→ **Directions for this task**
Look through the data below. Collect every line where the word "File" occurs.

→ **Given entries**
◆ ◆ ◆ ◆ ◆ ◆ ◆
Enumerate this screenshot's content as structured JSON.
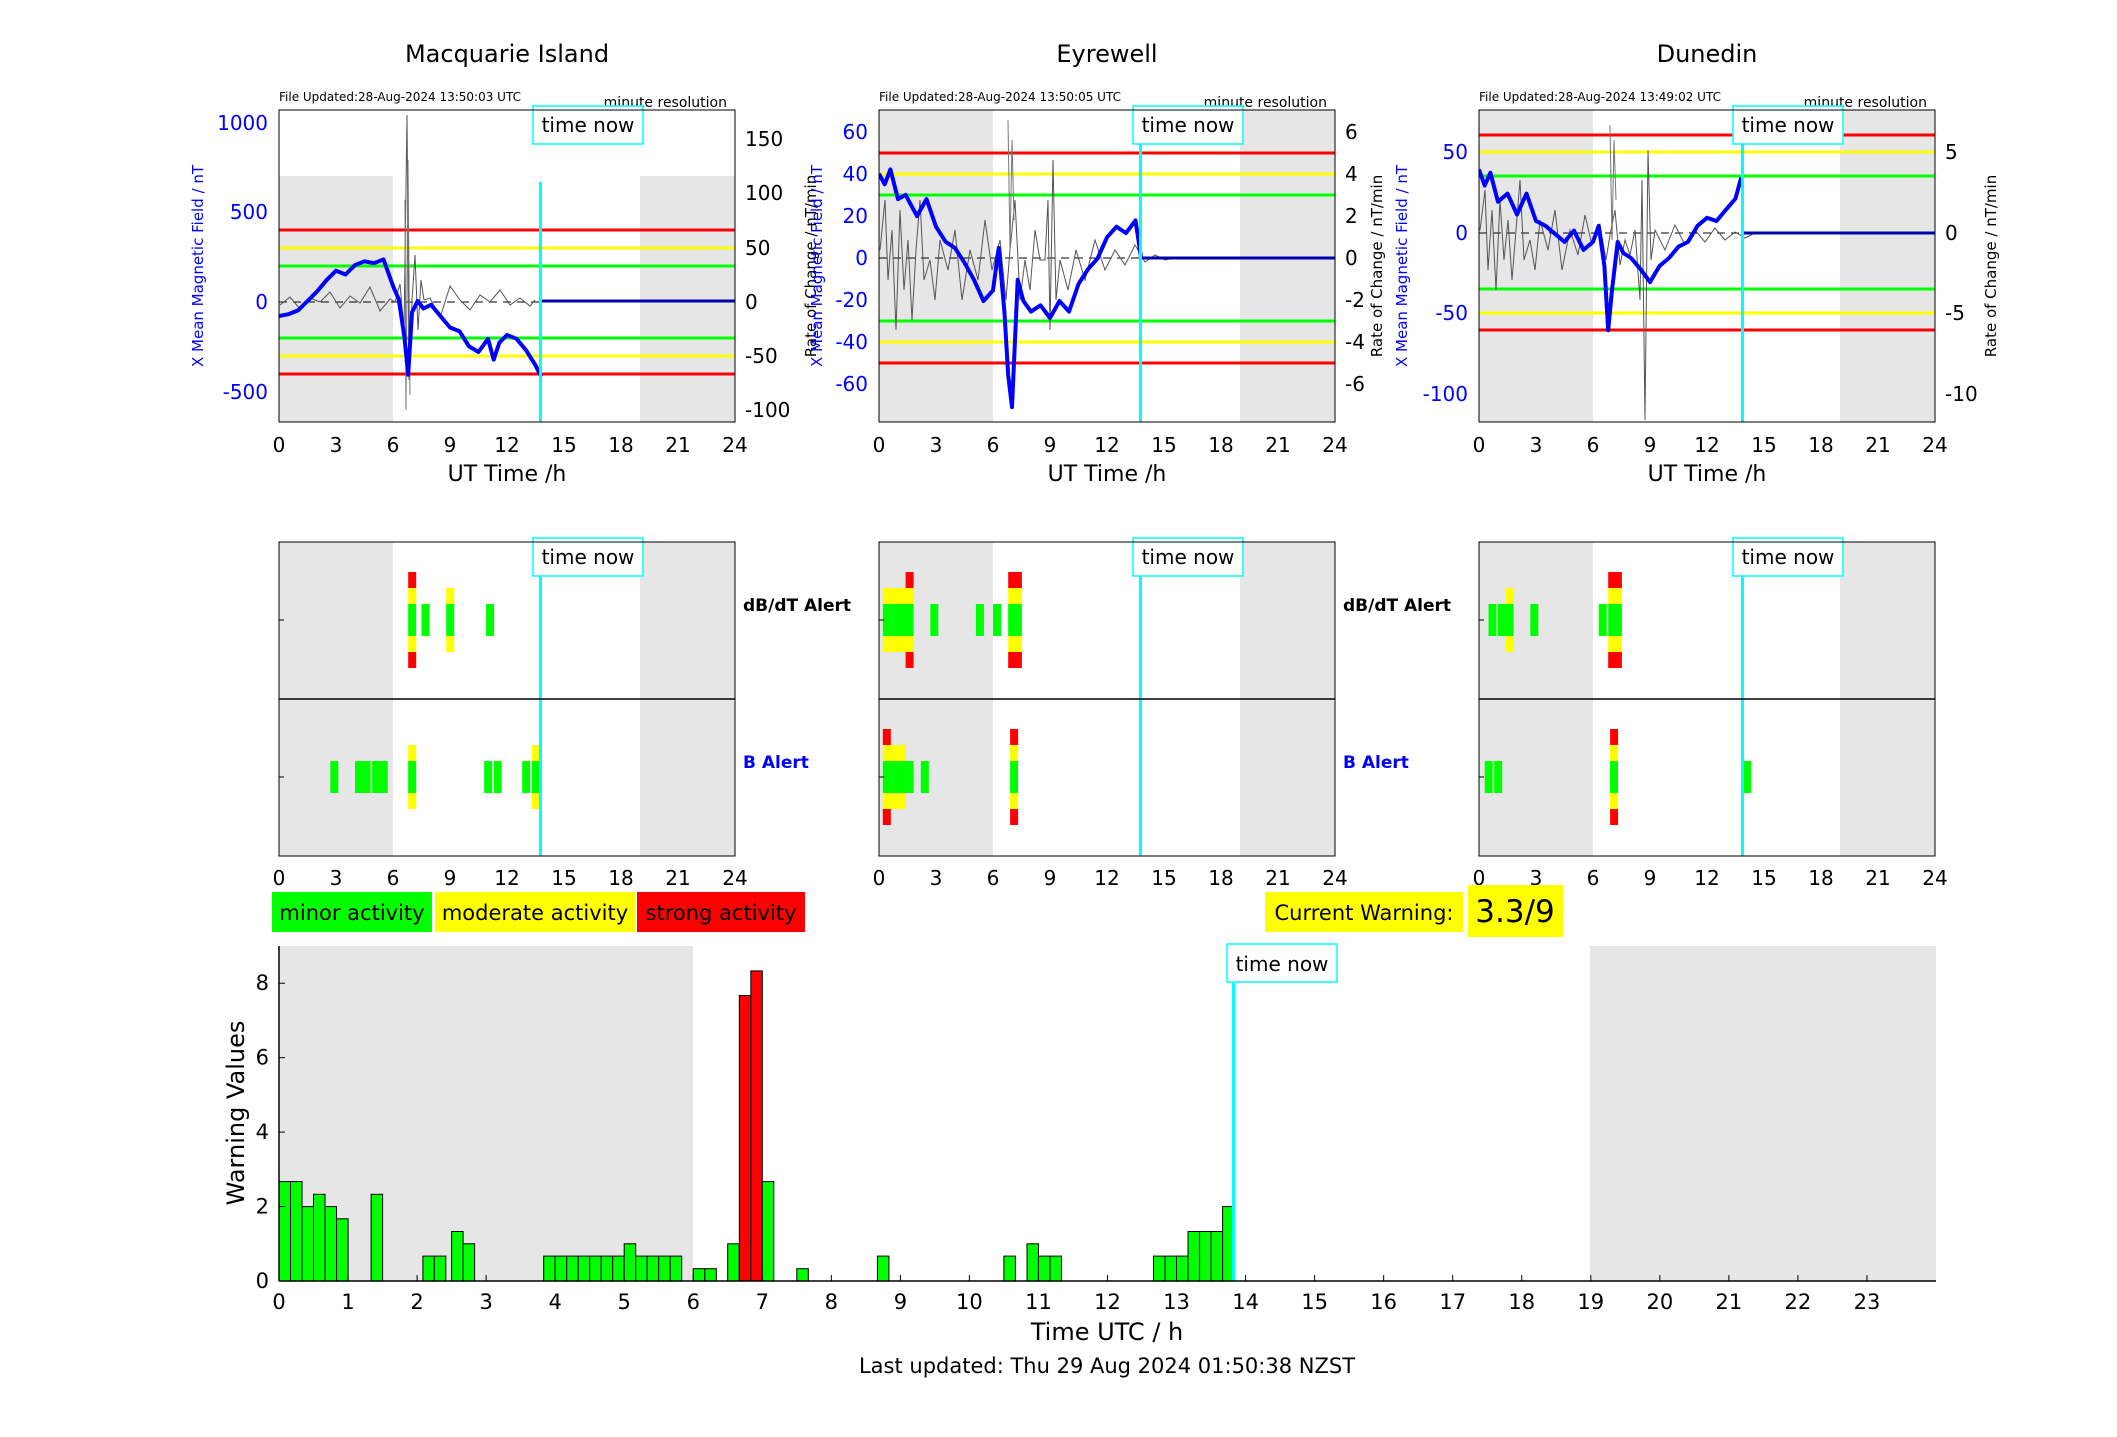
{
  "panels": [
    {
      "station": "Macquarie Island",
      "file_updated": "File Updated:28-Aug-2024 13:50:03 UTC",
      "resolution": "minute resolution",
      "left_ylabel": "X Mean Magnetic Field / nT",
      "right_ylabel": "Rate of Change / nT/min",
      "left_ticks": [
        "1000",
        "500",
        "0",
        "-500"
      ],
      "right_ticks": [
        "150",
        "100",
        "50",
        "0",
        "-50",
        "-100"
      ],
      "xlabel": "UT Time /h",
      "dbdt_label": "dB/dT Alert",
      "b_label": "B Alert"
    },
    {
      "station": "Eyrewell",
      "file_updated": "File Updated:28-Aug-2024 13:50:05 UTC",
      "resolution": "minute resolution",
      "left_ylabel": "X Mean Magnetic Field / nT",
      "right_ylabel": "Rate of Change / nT/min",
      "left_ticks": [
        "60",
        "40",
        "20",
        "0",
        "-20",
        "-40",
        "-60"
      ],
      "right_ticks": [
        "6",
        "4",
        "2",
        "0",
        "-2",
        "-4",
        "-6"
      ],
      "xlabel": "UT Time /h",
      "dbdt_label": "dB/dT Alert",
      "b_label": "B Alert"
    },
    {
      "station": "Dunedin",
      "file_updated": "File Updated:28-Aug-2024 13:49:02 UTC",
      "resolution": "minute resolution",
      "left_ylabel": "X Mean Magnetic Field / nT",
      "right_ylabel": "Rate of Change / nT/min",
      "left_ticks": [
        "50",
        "0",
        "-50",
        "-100"
      ],
      "right_ticks": [
        "5",
        "0",
        "-5",
        "-10"
      ],
      "xlabel": "UT Time /h",
      "dbdt_label": "dB/dT Alert",
      "b_label": "B Alert"
    }
  ],
  "time_now_label": "time now",
  "hour_ticks": [
    "0",
    "3",
    "6",
    "9",
    "12",
    "15",
    "18",
    "21",
    "24"
  ],
  "legend": {
    "minor": "minor activity",
    "moderate": "moderate activity",
    "strong": "strong activity"
  },
  "current_warning": {
    "label": "Current Warning:",
    "value": "3.3/9"
  },
  "colors": {
    "minor": "#00ff00",
    "moderate": "#ffff00",
    "strong": "#ff0000",
    "field_line": "#0000ff",
    "time_now": "#00ffff",
    "night_shade": "#e6e6e6"
  },
  "chart_data": [
    {
      "type": "line",
      "title": "Macquarie Island",
      "xlabel": "UT Time /h",
      "ylabel": "X Mean Magnetic Field / nT",
      "y2label": "Rate of Change / nT/min",
      "xlim": [
        0,
        24
      ],
      "ylim": [
        -600,
        1050
      ],
      "y2lim": [
        -112,
        180
      ],
      "time_now": 13.8,
      "night": [
        [
          0,
          6
        ],
        [
          19,
          24
        ]
      ],
      "thresholds": {
        "red": [
          400,
          -400
        ],
        "yellow": [
          300,
          -300
        ],
        "green": [
          200,
          -200
        ]
      },
      "series": [
        {
          "name": "X Mean Magnetic Field",
          "x": [
            0,
            0.5,
            1,
            1.5,
            2,
            2.5,
            3,
            3.5,
            4,
            4.5,
            5,
            5.5,
            6,
            6.3,
            6.6,
            6.8,
            7,
            7.3,
            7.6,
            8,
            8.5,
            9,
            9.5,
            10,
            10.5,
            11,
            11.3,
            11.6,
            12,
            12.5,
            13,
            13.5,
            13.8
          ],
          "y": [
            -40,
            -30,
            -10,
            40,
            90,
            150,
            200,
            180,
            230,
            250,
            240,
            260,
            120,
            50,
            -150,
            -350,
            -20,
            40,
            0,
            20,
            -40,
            -100,
            -120,
            -200,
            -230,
            -160,
            -270,
            -180,
            -140,
            -160,
            -220,
            -300,
            -360
          ]
        }
      ]
    },
    {
      "type": "line",
      "title": "Eyrewell",
      "xlabel": "UT Time /h",
      "ylabel": "X Mean Magnetic Field / nT",
      "y2label": "Rate of Change / nT/min",
      "xlim": [
        0,
        24
      ],
      "ylim": [
        -77,
        70
      ],
      "y2lim": [
        -7.7,
        7.0
      ],
      "time_now": 13.8,
      "night": [
        [
          0,
          6
        ],
        [
          19,
          24
        ]
      ],
      "thresholds": {
        "red": [
          50,
          -50
        ],
        "yellow": [
          40,
          -40
        ],
        "green": [
          30,
          -30
        ]
      },
      "series": [
        {
          "name": "X Mean Magnetic Field",
          "x": [
            0,
            0.3,
            0.6,
            1,
            1.4,
            2,
            2.5,
            3,
            3.5,
            4,
            4.5,
            5,
            5.5,
            6,
            6.3,
            6.6,
            6.8,
            7,
            7.3,
            7.6,
            8,
            8.5,
            9,
            9.5,
            10,
            10.5,
            11,
            11.5,
            12,
            12.5,
            13,
            13.5,
            13.8
          ],
          "y": [
            40,
            35,
            42,
            28,
            30,
            20,
            28,
            15,
            8,
            5,
            -2,
            -10,
            -20,
            -15,
            5,
            -25,
            -55,
            -70,
            -10,
            -20,
            -25,
            -22,
            -28,
            -20,
            -25,
            -12,
            -5,
            0,
            10,
            15,
            12,
            18,
            0
          ]
        }
      ]
    },
    {
      "type": "line",
      "title": "Dunedin",
      "xlabel": "UT Time /h",
      "ylabel": "X Mean Magnetic Field / nT",
      "y2label": "Rate of Change / nT/min",
      "xlim": [
        0,
        24
      ],
      "ylim": [
        -117,
        77
      ],
      "y2lim": [
        -11.7,
        7.7
      ],
      "time_now": 13.8,
      "night": [
        [
          0,
          6
        ],
        [
          19,
          24
        ]
      ],
      "thresholds": {
        "red": [
          60,
          -60
        ],
        "yellow": [
          50,
          -50
        ],
        "green": [
          35,
          -35
        ]
      },
      "series": [
        {
          "name": "X Mean Magnetic Field",
          "x": [
            0,
            0.3,
            0.6,
            1,
            1.5,
            2,
            2.5,
            3,
            3.5,
            4,
            4.5,
            5,
            5.5,
            6,
            6.3,
            6.6,
            6.8,
            7,
            7.3,
            7.6,
            8,
            8.5,
            9,
            9.5,
            10,
            10.5,
            11,
            11.5,
            12,
            12.5,
            13,
            13.5,
            13.8
          ],
          "y": [
            40,
            30,
            38,
            20,
            25,
            12,
            25,
            8,
            5,
            0,
            -5,
            2,
            -10,
            -5,
            5,
            -20,
            -60,
            -35,
            -5,
            -12,
            -15,
            -22,
            -30,
            -20,
            -15,
            -8,
            -5,
            5,
            10,
            8,
            15,
            22,
            35
          ]
        }
      ]
    },
    {
      "type": "bar",
      "title": "",
      "xlabel": "Time UTC / h",
      "ylabel": "Warning Values",
      "xlim": [
        0,
        24
      ],
      "ylim": [
        0,
        9
      ],
      "time_now": 13.8,
      "night": [
        [
          0,
          6
        ],
        [
          19,
          24
        ]
      ],
      "x": [
        0.083,
        0.25,
        0.417,
        0.583,
        0.75,
        0.917,
        1.417,
        2.167,
        2.333,
        2.583,
        2.75,
        3.917,
        4.083,
        4.25,
        4.417,
        4.583,
        4.75,
        4.917,
        5.083,
        5.25,
        5.417,
        5.583,
        5.75,
        6.083,
        6.25,
        6.583,
        6.75,
        6.917,
        7.083,
        7.583,
        8.75,
        10.583,
        10.917,
        11.083,
        11.25,
        12.75,
        12.917,
        13.083,
        13.25,
        13.417,
        13.583,
        13.75
      ],
      "values": [
        2.67,
        2.67,
        2.0,
        2.33,
        2.0,
        1.67,
        2.33,
        0.67,
        0.67,
        1.33,
        1.0,
        0.67,
        0.67,
        0.67,
        0.67,
        0.67,
        0.67,
        0.67,
        1.0,
        0.67,
        0.67,
        0.67,
        0.67,
        0.33,
        0.33,
        1.0,
        7.67,
        8.33,
        2.67,
        0.33,
        0.67,
        0.67,
        1.0,
        0.67,
        0.67,
        0.67,
        0.67,
        0.67,
        1.33,
        1.33,
        1.33,
        2.0
      ],
      "xticks": [
        "0",
        "1",
        "2",
        "3",
        "4",
        "5",
        "6",
        "7",
        "8",
        "9",
        "10",
        "11",
        "12",
        "13",
        "14",
        "15",
        "16",
        "17",
        "18",
        "19",
        "20",
        "21",
        "22",
        "23"
      ],
      "yticks": [
        "0",
        "2",
        "4",
        "6",
        "8"
      ]
    }
  ],
  "alerts": [
    {
      "dbdt": [
        [
          6.8,
          3
        ],
        [
          7.5,
          1
        ],
        [
          8.8,
          2
        ],
        [
          10.9,
          1
        ]
      ],
      "b": [
        [
          2.7,
          1
        ],
        [
          4.0,
          1
        ],
        [
          4.4,
          1
        ],
        [
          4.9,
          1
        ],
        [
          5.3,
          1
        ],
        [
          6.8,
          2
        ],
        [
          10.8,
          1
        ],
        [
          11.3,
          1
        ],
        [
          12.8,
          1
        ],
        [
          13.3,
          2
        ]
      ]
    },
    {
      "dbdt": [
        [
          0.2,
          2
        ],
        [
          0.6,
          2
        ],
        [
          1.0,
          2
        ],
        [
          1.4,
          3
        ],
        [
          2.7,
          1
        ],
        [
          5.1,
          1
        ],
        [
          6.0,
          1
        ],
        [
          6.8,
          3
        ],
        [
          7.1,
          3
        ]
      ],
      "b": [
        [
          0.2,
          3
        ],
        [
          0.6,
          2
        ],
        [
          1.0,
          2
        ],
        [
          1.4,
          1
        ],
        [
          2.2,
          1
        ],
        [
          6.9,
          3
        ]
      ]
    },
    {
      "dbdt": [
        [
          0.5,
          1
        ],
        [
          1.0,
          1
        ],
        [
          1.4,
          2
        ],
        [
          2.7,
          1
        ],
        [
          6.3,
          1
        ],
        [
          6.8,
          3
        ],
        [
          7.1,
          3
        ]
      ],
      "b": [
        [
          0.3,
          1
        ],
        [
          0.8,
          1
        ],
        [
          6.9,
          3
        ],
        [
          13.9,
          1
        ]
      ]
    }
  ],
  "bottom": {
    "ylabel": "Warning Values",
    "xlabel": "Time UTC / h",
    "last_updated": "Last updated: Thu 29 Aug 2024 01:50:38 NZST"
  }
}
◆ ◆ ◆ ◆ ◆ ◆ ◆
→ **Response to this exercise**
      "file_updated": "File Updated:28-Aug-2024 13:50:03 UTC",
      "file_updated": "File Updated:28-Aug-2024 13:50:05 UTC",
      "file_updated": "File Updated:28-Aug-2024 13:49:02 UTC",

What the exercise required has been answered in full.